╔══
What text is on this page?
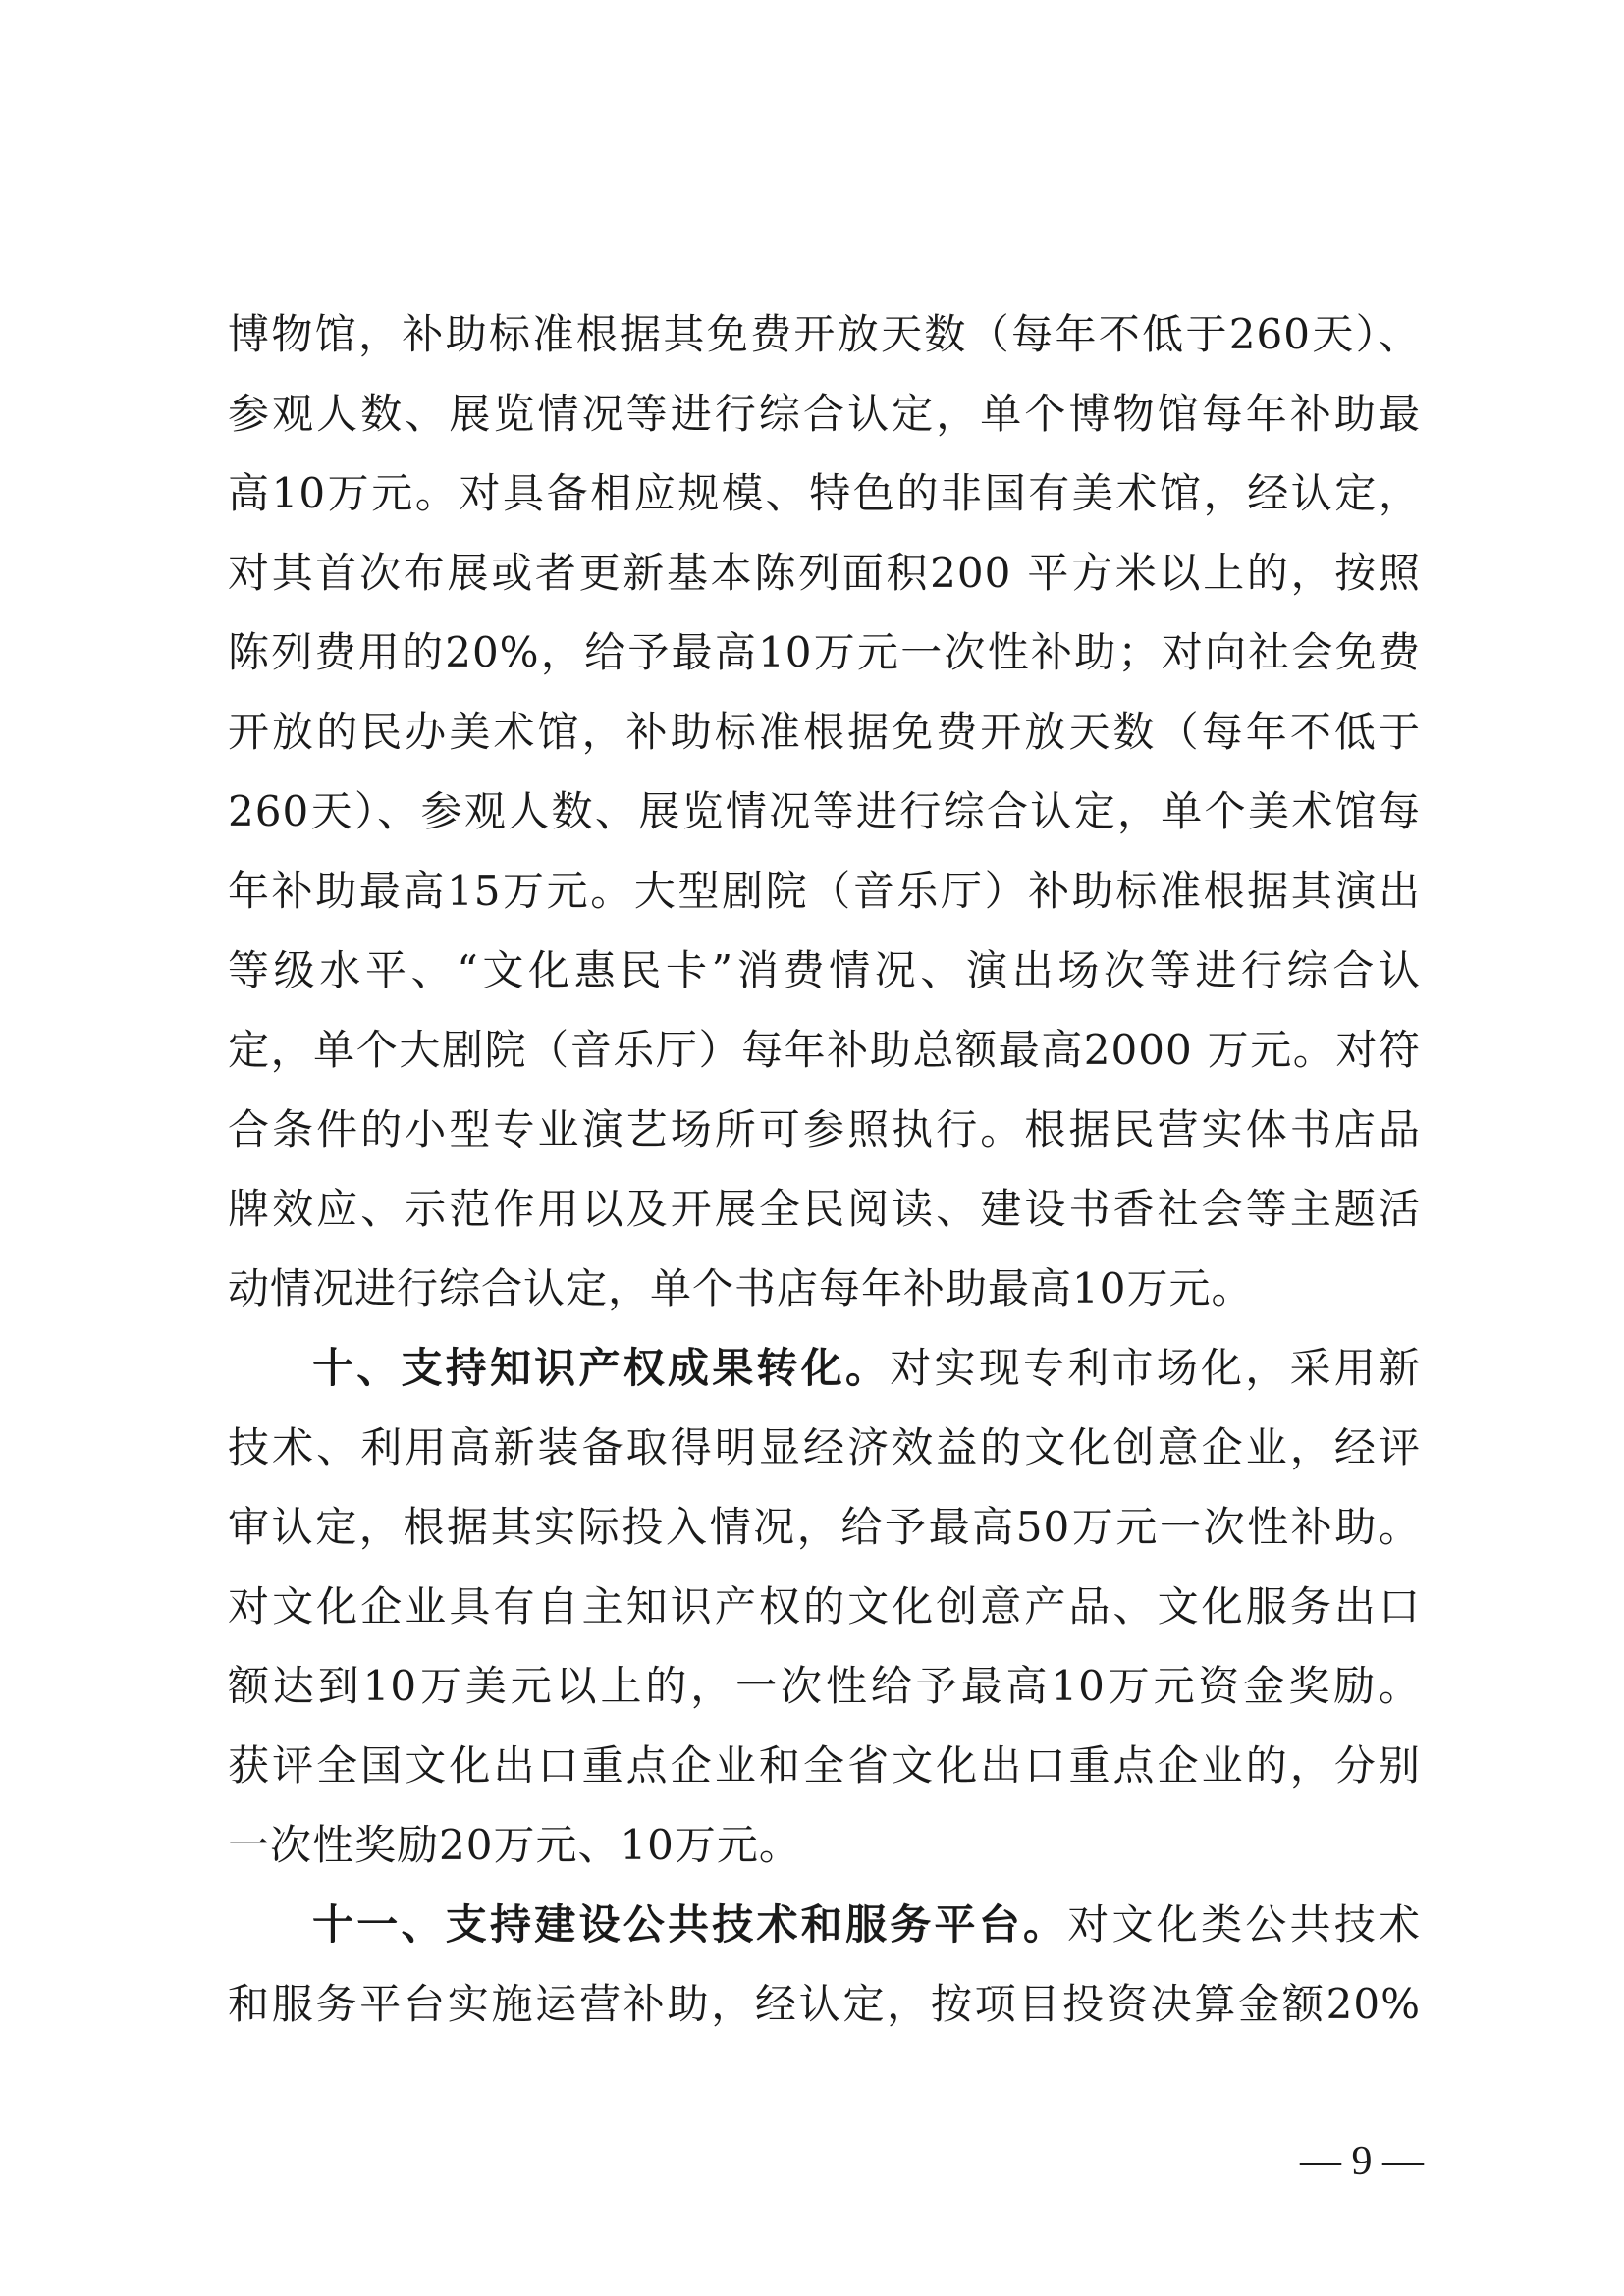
博物馆，补助标准根据其免费开放天数（每年不低于260天）、
参观人数、展览情况等进行综合认定，单个博物馆每年补助最
高10万元。对具备相应规模、特色的非国有美术馆，经认定，
对其首次布展或者更新基本陈列面积200 平方米以上的，按照
陈列费用的20%，给予最高10万元一次性补助；对向社会免费
开放的民办美术馆，补助标准根据免费开放天数（每年不低于
260天）、参观人数、展览情况等进行综合认定，单个美术馆每
年补助最高15万元。大型剧院（音乐厅）补助标准根据其演出
等级水平、“文化惠民卡”消费情况、演出场次等进行综合认
定，单个大剧院（音乐厅）每年补助总额最高2000 万元。对符
合条件的小型专业演艺场所可参照执行。根据民营实体书店品
牌效应、示范作用以及开展全民阅读、建设书香社会等主题活
动情况进行综合认定，单个书店每年补助最高10万元。
十、支持知识产权成果转化。对实现专利市场化，采用新
技术、利用高新装备取得明显经济效益的文化创意企业，经评
审认定，根据其实际投入情况，给予最高50万元一次性补助。
对文化企业具有自主知识产权的文化创意产品、文化服务出口
额达到10万美元以上的，一次性给予最高10万元资金奖励。
获评全国文化出口重点企业和全省文化出口重点企业的，分别
一次性奖励20万元、10万元。
十一、支持建设公共技术和服务平台。对文化类公共技术
和服务平台实施运营补助，经认定，按项目投资决算金额20%
— 9 —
╚══
- THE TASK:
Copy out all lines where the word "展览情况等进行综合认定" appears.

- SOLUTION TO THIS TASK:
参观人数、展览情况等进行综合认定，单个博物馆每年补助最
260天）、参观人数、展览情况等进行综合认定，单个美术馆每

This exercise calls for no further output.